-- start --

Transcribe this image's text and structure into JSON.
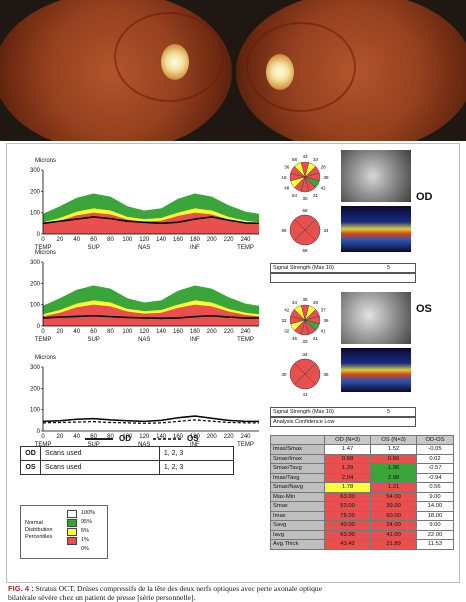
{
  "fundus": {
    "od_label": "",
    "os_label": ""
  },
  "charts": [
    {
      "id": "od",
      "ylabel": "Microns",
      "yticks": [
        "300",
        "200",
        "100",
        "0"
      ],
      "xticks": [
        "0",
        "20",
        "40",
        "60",
        "80",
        "100",
        "120",
        "140",
        "160",
        "180",
        "200",
        "220",
        "240"
      ],
      "regions": [
        "TEMP",
        "SUP",
        "NAS",
        "INF",
        "TEMP"
      ]
    },
    {
      "id": "os",
      "ylabel": "Microns",
      "yticks": [
        "300",
        "200",
        "100",
        "0"
      ],
      "xticks": [
        "0",
        "20",
        "40",
        "60",
        "80",
        "100",
        "120",
        "140",
        "160",
        "180",
        "200",
        "220",
        "240"
      ],
      "regions": [
        "TEMP",
        "SUP",
        "NAS",
        "INF",
        "TEMP"
      ]
    },
    {
      "id": "both",
      "ylabel": "Microns",
      "yticks": [
        "300",
        "200",
        "100",
        "0"
      ],
      "xticks": [
        "0",
        "20",
        "40",
        "60",
        "80",
        "100",
        "120",
        "140",
        "160",
        "180",
        "200",
        "220",
        "240"
      ],
      "regions": [
        "TEMP",
        "SUP",
        "NAS",
        "INF",
        "TEMP"
      ]
    }
  ],
  "chart_data": [
    {
      "type": "area",
      "title": "",
      "xlabel": "",
      "ylabel": "Microns",
      "ylim": [
        0,
        300
      ],
      "xlim": [
        0,
        256
      ],
      "x": [
        0,
        20,
        40,
        60,
        80,
        100,
        120,
        140,
        160,
        180,
        200,
        220,
        240,
        256
      ],
      "series": [
        {
          "name": "95%",
          "values": [
            95,
            130,
            170,
            190,
            175,
            130,
            110,
            120,
            165,
            190,
            175,
            135,
            105,
            95
          ]
        },
        {
          "name": "5%",
          "values": [
            55,
            75,
            105,
            120,
            110,
            80,
            70,
            75,
            100,
            120,
            110,
            80,
            62,
            55
          ]
        },
        {
          "name": "1%",
          "values": [
            45,
            62,
            88,
            100,
            92,
            68,
            58,
            62,
            85,
            100,
            92,
            68,
            52,
            45
          ]
        },
        {
          "name": "OD",
          "values": [
            50,
            60,
            70,
            80,
            72,
            60,
            55,
            50,
            55,
            70,
            80,
            65,
            52,
            50
          ]
        }
      ]
    },
    {
      "type": "area",
      "title": "",
      "xlabel": "",
      "ylabel": "Microns",
      "ylim": [
        0,
        300
      ],
      "xlim": [
        0,
        256
      ],
      "x": [
        0,
        20,
        40,
        60,
        80,
        100,
        120,
        140,
        160,
        180,
        200,
        220,
        240,
        256
      ],
      "series": [
        {
          "name": "95%",
          "values": [
            95,
            130,
            170,
            190,
            175,
            130,
            110,
            120,
            165,
            190,
            175,
            135,
            105,
            95
          ]
        },
        {
          "name": "5%",
          "values": [
            55,
            75,
            105,
            120,
            110,
            80,
            70,
            75,
            100,
            120,
            110,
            80,
            62,
            55
          ]
        },
        {
          "name": "1%",
          "values": [
            45,
            62,
            88,
            100,
            92,
            68,
            58,
            62,
            85,
            100,
            92,
            68,
            52,
            45
          ]
        },
        {
          "name": "OS",
          "values": [
            38,
            42,
            45,
            48,
            44,
            40,
            38,
            36,
            38,
            44,
            48,
            42,
            38,
            38
          ]
        }
      ]
    },
    {
      "type": "line",
      "title": "",
      "xlabel": "",
      "ylabel": "Microns",
      "ylim": [
        0,
        300
      ],
      "xlim": [
        0,
        256
      ],
      "x": [
        0,
        20,
        40,
        60,
        80,
        100,
        120,
        140,
        160,
        180,
        200,
        220,
        240,
        256
      ],
      "series": [
        {
          "name": "OD",
          "values": [
            45,
            48,
            55,
            58,
            52,
            48,
            45,
            50,
            62,
            70,
            60,
            50,
            45,
            45
          ]
        },
        {
          "name": "OS",
          "values": [
            38,
            40,
            42,
            44,
            40,
            38,
            36,
            38,
            45,
            52,
            46,
            40,
            38,
            38
          ]
        }
      ]
    }
  ],
  "clock_od": {
    "numbers": [
      "43",
      "34",
      "28",
      "39",
      "42",
      "21",
      "30",
      "54",
      "48",
      "16",
      "36",
      "58"
    ],
    "quadrants": [
      "68",
      "34",
      "58",
      "59"
    ]
  },
  "clock_os": {
    "numbers": [
      "38",
      "26",
      "37",
      "36",
      "41",
      "21",
      "33",
      "46",
      "32",
      "33",
      "42",
      "34"
    ],
    "quadrants": [
      "34",
      "36",
      "41",
      "40"
    ]
  },
  "od": {
    "eye_label": "OD",
    "signal_label": "Signal Strength (Max 10)",
    "signal_value": "5",
    "confidence": ""
  },
  "os": {
    "eye_label": "OS",
    "signal_label": "Signal Strength (Max 10)",
    "signal_value": "5",
    "confidence": "Analysis Confidence Low"
  },
  "line_legend": {
    "od": "OD",
    "os": "OS"
  },
  "scans": [
    {
      "eye": "OD",
      "label": "Scans used",
      "value": "1, 2, 3"
    },
    {
      "eye": "OS",
      "label": "Scans used",
      "value": "1, 2, 3"
    }
  ],
  "percentile_legend": {
    "label": [
      "Normal",
      "Distribution",
      "Percentiles"
    ],
    "levels": [
      {
        "label": "100%",
        "color": "#ffffff"
      },
      {
        "label": "95%",
        "color": "#3aa53a"
      },
      {
        "label": "5%",
        "color": "#ffff33"
      },
      {
        "label": "1%",
        "color": "#e85050"
      },
      {
        "label": "0%",
        "color": "#ffffff"
      }
    ]
  },
  "ratio_table": {
    "headers": [
      "",
      "OD (N=3)",
      "OS (N=3)",
      "OD-OS"
    ],
    "rows": [
      {
        "name": "Imax/Smax",
        "od": "1.47",
        "os": "1.52",
        "diff": "-0.05",
        "od_color": "#ffffff",
        "os_color": "#ffffff"
      },
      {
        "name": "Smax/Imax",
        "od": "0.68",
        "os": "0.66",
        "diff": "0.02",
        "od_color": "#e85050",
        "os_color": "#e85050"
      },
      {
        "name": "Smax/Tavg",
        "od": "1.39",
        "os": "1.96",
        "diff": "-0.57",
        "od_color": "#e85050",
        "os_color": "#3aa53a"
      },
      {
        "name": "Imax/Tavg",
        "od": "2.04",
        "os": "2.98",
        "diff": "-0.94",
        "od_color": "#e85050",
        "os_color": "#3aa53a"
      },
      {
        "name": "Smax/Navg",
        "od": "1.78",
        "os": "1.21",
        "diff": "0.56",
        "od_color": "#ffff33",
        "os_color": "#e85050"
      },
      {
        "name": "Max-Min",
        "od": "63.00",
        "os": "54.00",
        "diff": "9.00",
        "od_color": "#e85050",
        "os_color": "#e85050"
      },
      {
        "name": "Smax",
        "od": "53.00",
        "os": "39.00",
        "diff": "14.00",
        "od_color": "#e85050",
        "os_color": "#e85050"
      },
      {
        "name": "Imax",
        "od": "78.00",
        "os": "60.00",
        "diff": "18.00",
        "od_color": "#e85050",
        "os_color": "#e85050"
      },
      {
        "name": "Savg",
        "od": "43.00",
        "os": "34.00",
        "diff": "9.00",
        "od_color": "#e85050",
        "os_color": "#e85050"
      },
      {
        "name": "Iavg",
        "od": "63.00",
        "os": "41.00",
        "diff": "22.00",
        "od_color": "#e85050",
        "os_color": "#e85050"
      },
      {
        "name": "Avg.Thick",
        "od": "43.42",
        "os": "31.89",
        "diff": "11.53",
        "od_color": "#e85050",
        "os_color": "#e85050"
      }
    ]
  },
  "caption": {
    "fig": "FIG. 4 :",
    "text": " Stratus OCT. Drüses compressifs de la tête des deux nerfs optiques avec perte axonale optique",
    "text2": "bilatérale sévère chez un patient de presse [série personnelle]."
  }
}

-- end --

- [GOAL OF THE EXERCISE]: Where a line holds "Smax", copy it out.

- [WRITTEN SOLUTION]:
        "name": "Imax/Smax",
        "name": "Smax/Imax",
        "name": "Smax/Tavg",
        "name": "Smax/Navg",
        "name": "Smax",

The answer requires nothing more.